◆ SELECTED EXTRACT:
╭──

THE DOZENS: TWELVE ESSENTIAL 'THIRD STREAM' PERFORMANCES
by Alan Kurtz
A few years after longtime Metropolitan Opera French hornist Gunther Schuller assisted in Miles Davis's Birth of the Cool (1950), he coined the term Third Stream to describe the confluence of jazz with "the compositional procedures and techniques acquired in Western music during 700 years of development."
An articulate, tireless spokesman, Schuller did his best to explain this concept, but potential consumers were generally mystified. Too often, Third Stream got defined not for what it was, but for what it wasn't: NOT jazzmen performing classical works straight, such as Benny Goodman doing Mozart or Wynton Marsalis playing Haydn; NOT contemporary concert music commissioned by jazzmen, such as Bartk's Contrasts or Stravinsky's Ebony Concerto; NOT jazzily rearranged classical pieces; NOT jazz with strings. Third Stream was NOT so many things, there wasn't much left for it to be. A decade after its birth, Joe Zawinul released an album titled The Rise & Fall of the Third Stream (1965).

╰──

◆ SUPPLIED DATA:
╭──

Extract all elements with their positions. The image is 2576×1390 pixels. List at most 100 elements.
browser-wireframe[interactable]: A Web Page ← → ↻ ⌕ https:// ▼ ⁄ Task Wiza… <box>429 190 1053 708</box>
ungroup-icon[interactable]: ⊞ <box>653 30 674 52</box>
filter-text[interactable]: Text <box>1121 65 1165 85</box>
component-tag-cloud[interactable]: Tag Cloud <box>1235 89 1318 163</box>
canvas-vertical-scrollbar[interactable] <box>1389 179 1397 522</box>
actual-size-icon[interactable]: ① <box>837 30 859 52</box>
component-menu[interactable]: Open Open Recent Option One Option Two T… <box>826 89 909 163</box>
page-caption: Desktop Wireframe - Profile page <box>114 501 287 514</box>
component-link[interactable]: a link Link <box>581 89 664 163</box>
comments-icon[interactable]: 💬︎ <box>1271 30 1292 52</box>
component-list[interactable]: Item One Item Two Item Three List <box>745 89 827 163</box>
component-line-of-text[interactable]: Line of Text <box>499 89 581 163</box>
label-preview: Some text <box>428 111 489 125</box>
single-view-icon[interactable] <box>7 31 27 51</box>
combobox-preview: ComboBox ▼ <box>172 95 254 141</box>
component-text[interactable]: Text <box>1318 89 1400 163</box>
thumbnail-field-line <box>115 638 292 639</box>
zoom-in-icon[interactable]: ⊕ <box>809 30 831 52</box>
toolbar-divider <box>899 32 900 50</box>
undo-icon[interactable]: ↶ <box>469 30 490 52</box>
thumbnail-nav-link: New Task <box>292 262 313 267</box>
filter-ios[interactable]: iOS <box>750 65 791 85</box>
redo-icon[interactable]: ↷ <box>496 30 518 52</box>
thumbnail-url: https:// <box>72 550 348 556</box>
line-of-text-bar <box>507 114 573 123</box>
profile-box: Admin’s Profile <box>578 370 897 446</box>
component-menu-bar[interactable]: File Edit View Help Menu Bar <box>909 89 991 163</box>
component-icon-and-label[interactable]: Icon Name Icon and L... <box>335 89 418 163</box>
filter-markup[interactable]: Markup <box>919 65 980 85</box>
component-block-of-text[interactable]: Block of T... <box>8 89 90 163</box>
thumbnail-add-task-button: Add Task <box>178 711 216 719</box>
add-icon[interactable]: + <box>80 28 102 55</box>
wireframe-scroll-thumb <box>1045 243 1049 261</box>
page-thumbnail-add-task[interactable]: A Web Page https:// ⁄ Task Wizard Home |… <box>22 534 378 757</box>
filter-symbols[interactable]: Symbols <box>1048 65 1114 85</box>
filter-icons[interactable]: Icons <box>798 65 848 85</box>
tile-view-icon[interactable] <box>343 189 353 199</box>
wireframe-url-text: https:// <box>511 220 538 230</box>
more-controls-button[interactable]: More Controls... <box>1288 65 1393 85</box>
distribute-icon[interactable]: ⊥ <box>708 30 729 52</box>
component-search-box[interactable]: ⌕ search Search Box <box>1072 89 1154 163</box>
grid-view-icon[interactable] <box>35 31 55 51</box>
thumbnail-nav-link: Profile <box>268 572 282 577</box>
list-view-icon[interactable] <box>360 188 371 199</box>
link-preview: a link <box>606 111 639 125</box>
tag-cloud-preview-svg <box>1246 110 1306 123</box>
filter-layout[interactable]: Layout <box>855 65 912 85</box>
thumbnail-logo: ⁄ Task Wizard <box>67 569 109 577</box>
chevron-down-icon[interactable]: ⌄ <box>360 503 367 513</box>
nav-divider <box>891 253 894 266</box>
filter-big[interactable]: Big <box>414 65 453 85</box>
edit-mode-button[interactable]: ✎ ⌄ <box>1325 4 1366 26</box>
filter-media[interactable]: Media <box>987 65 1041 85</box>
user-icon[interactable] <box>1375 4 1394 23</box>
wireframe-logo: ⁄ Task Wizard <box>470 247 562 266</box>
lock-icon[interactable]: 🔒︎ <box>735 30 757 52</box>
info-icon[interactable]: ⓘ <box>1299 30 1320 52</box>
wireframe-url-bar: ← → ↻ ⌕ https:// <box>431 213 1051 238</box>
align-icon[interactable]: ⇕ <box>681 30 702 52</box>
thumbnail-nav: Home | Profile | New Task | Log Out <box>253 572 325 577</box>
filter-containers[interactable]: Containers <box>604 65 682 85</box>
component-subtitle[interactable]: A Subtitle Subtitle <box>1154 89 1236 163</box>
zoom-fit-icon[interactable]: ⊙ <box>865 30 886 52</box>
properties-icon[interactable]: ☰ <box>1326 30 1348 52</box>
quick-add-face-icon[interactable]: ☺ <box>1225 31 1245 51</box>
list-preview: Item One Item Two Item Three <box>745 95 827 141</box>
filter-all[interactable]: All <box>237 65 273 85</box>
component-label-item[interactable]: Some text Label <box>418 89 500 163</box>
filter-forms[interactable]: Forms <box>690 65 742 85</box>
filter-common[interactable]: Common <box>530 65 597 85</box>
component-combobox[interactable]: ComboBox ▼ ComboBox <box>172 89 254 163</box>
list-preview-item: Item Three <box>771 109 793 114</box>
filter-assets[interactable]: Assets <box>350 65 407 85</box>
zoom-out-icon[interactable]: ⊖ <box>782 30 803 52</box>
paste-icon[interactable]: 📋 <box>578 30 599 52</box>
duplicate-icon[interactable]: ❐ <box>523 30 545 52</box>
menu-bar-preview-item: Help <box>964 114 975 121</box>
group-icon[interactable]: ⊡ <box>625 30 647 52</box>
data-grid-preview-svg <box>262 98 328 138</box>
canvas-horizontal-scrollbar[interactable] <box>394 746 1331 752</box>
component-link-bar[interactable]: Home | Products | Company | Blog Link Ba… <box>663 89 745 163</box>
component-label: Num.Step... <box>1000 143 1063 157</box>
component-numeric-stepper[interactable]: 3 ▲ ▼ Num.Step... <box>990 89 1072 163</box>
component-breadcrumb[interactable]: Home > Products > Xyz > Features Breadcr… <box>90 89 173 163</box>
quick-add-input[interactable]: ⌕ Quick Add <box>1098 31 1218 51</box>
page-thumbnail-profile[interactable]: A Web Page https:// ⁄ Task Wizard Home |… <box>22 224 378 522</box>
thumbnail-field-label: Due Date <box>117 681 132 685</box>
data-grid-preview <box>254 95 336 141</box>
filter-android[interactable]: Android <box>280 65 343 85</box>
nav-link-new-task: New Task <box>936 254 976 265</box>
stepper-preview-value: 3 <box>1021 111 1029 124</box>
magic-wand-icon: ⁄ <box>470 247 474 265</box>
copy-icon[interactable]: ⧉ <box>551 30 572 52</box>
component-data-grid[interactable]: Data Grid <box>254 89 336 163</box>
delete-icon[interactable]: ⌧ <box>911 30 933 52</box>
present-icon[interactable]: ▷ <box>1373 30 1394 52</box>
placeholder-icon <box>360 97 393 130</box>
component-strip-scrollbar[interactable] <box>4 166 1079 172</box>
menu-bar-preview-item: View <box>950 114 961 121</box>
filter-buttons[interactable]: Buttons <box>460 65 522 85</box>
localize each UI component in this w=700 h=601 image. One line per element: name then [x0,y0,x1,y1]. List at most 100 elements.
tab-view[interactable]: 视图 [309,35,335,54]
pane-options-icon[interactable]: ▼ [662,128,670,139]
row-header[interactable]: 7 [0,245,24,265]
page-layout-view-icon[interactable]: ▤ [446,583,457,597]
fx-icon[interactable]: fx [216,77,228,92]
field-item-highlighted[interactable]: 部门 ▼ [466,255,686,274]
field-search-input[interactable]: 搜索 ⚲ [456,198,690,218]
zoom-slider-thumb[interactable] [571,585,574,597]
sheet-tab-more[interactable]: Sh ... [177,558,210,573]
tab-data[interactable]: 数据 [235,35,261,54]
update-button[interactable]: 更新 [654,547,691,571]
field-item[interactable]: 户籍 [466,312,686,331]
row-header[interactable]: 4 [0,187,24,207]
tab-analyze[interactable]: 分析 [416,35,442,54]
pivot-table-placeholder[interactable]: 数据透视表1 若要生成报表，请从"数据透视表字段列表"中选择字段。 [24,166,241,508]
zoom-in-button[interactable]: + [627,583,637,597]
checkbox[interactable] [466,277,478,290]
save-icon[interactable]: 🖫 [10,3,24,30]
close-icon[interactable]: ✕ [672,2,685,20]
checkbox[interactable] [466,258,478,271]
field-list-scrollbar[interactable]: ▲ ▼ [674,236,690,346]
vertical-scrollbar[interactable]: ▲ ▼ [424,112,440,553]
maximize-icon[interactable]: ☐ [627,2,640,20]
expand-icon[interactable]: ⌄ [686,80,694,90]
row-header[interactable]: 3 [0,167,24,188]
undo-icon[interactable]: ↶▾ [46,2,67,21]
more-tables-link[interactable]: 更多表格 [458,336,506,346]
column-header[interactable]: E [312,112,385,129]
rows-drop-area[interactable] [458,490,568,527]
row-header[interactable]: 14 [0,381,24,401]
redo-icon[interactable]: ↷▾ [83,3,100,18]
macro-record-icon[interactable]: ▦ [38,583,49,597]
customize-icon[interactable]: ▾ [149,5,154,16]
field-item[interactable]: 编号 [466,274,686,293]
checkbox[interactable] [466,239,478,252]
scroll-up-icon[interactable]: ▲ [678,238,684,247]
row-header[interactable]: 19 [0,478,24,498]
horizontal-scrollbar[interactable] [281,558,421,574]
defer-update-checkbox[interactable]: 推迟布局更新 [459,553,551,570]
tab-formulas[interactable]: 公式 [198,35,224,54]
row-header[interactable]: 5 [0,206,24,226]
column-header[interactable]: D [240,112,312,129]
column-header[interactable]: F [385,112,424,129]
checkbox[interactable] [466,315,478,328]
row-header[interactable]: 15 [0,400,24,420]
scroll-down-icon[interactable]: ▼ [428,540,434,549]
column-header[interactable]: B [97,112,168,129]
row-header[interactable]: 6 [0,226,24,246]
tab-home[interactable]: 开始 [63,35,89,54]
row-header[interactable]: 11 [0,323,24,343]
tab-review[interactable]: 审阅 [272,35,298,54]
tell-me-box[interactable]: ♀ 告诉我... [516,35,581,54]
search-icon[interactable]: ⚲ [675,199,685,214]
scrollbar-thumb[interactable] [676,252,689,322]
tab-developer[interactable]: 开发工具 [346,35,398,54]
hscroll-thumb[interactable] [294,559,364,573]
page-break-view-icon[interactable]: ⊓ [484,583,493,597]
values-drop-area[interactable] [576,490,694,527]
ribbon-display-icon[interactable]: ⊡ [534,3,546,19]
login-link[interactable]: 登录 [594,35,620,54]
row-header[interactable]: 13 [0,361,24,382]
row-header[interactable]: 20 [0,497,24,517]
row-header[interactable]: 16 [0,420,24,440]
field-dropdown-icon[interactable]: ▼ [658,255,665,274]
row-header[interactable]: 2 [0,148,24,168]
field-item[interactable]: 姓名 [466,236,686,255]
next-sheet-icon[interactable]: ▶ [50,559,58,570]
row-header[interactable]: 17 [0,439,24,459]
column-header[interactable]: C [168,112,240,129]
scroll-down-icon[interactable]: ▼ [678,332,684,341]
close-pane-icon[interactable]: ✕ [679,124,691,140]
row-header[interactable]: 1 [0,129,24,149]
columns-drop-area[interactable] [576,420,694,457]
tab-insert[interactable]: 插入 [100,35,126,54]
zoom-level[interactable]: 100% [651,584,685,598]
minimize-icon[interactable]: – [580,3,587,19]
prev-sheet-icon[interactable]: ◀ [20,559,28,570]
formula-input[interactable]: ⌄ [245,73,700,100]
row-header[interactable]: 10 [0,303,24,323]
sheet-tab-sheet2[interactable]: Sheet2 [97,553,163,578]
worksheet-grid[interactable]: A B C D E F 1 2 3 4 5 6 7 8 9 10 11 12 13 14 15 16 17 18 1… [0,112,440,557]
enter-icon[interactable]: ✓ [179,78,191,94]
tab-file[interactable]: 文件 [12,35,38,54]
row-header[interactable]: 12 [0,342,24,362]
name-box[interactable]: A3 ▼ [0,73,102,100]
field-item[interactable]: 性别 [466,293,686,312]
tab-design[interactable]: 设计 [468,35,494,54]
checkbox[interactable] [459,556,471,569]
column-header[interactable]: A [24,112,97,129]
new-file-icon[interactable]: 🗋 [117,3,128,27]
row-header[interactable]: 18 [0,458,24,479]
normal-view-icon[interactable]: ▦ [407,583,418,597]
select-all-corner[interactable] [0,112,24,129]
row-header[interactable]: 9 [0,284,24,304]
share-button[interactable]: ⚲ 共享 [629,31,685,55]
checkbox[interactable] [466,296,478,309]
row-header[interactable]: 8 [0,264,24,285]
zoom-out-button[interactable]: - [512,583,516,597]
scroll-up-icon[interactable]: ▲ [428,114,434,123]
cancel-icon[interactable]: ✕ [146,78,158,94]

╰──

◆ TASK INSTRUCTIONS: Retype the whole Third Stream jazz text from above, word for word, including its title and byline.

◆ EXERCISE SOLUTION:
THE DOZENS: TWELVE ESSENTIAL 'THIRD STREAM' PERFORMANCES
by Alan Kurtz
A few years after longtime Metropolitan Opera French hornist Gunther Schuller assisted in Miles Davis's Birth of the Cool (1950), he coined the term Third Stream to describe the confluence of jazz with "the compositional procedures and techniques acquired in Western music during 700 years of development."
An articulate, tireless spokesman, Schuller did his best to explain this concept, but potential consumers were generally mystified. Too often, Third Stream got defined not for what it was, but for what it wasn't: NOT jazzmen performing classical works straight, such as Benny Goodman doing Mozart or Wynton Marsalis playing Haydn; NOT contemporary concert music commissioned by jazzmen, such as Bartk's Contrasts or Stravinsky's Ebony Concerto; NOT jazzily rearranged classical pieces; NOT jazz with strings. Third Stream was NOT so many things, there wasn't much left for it to be. A decade after its birth, Joe Zawinul released an album titled The Rise & Fall of the Third Stream (1965).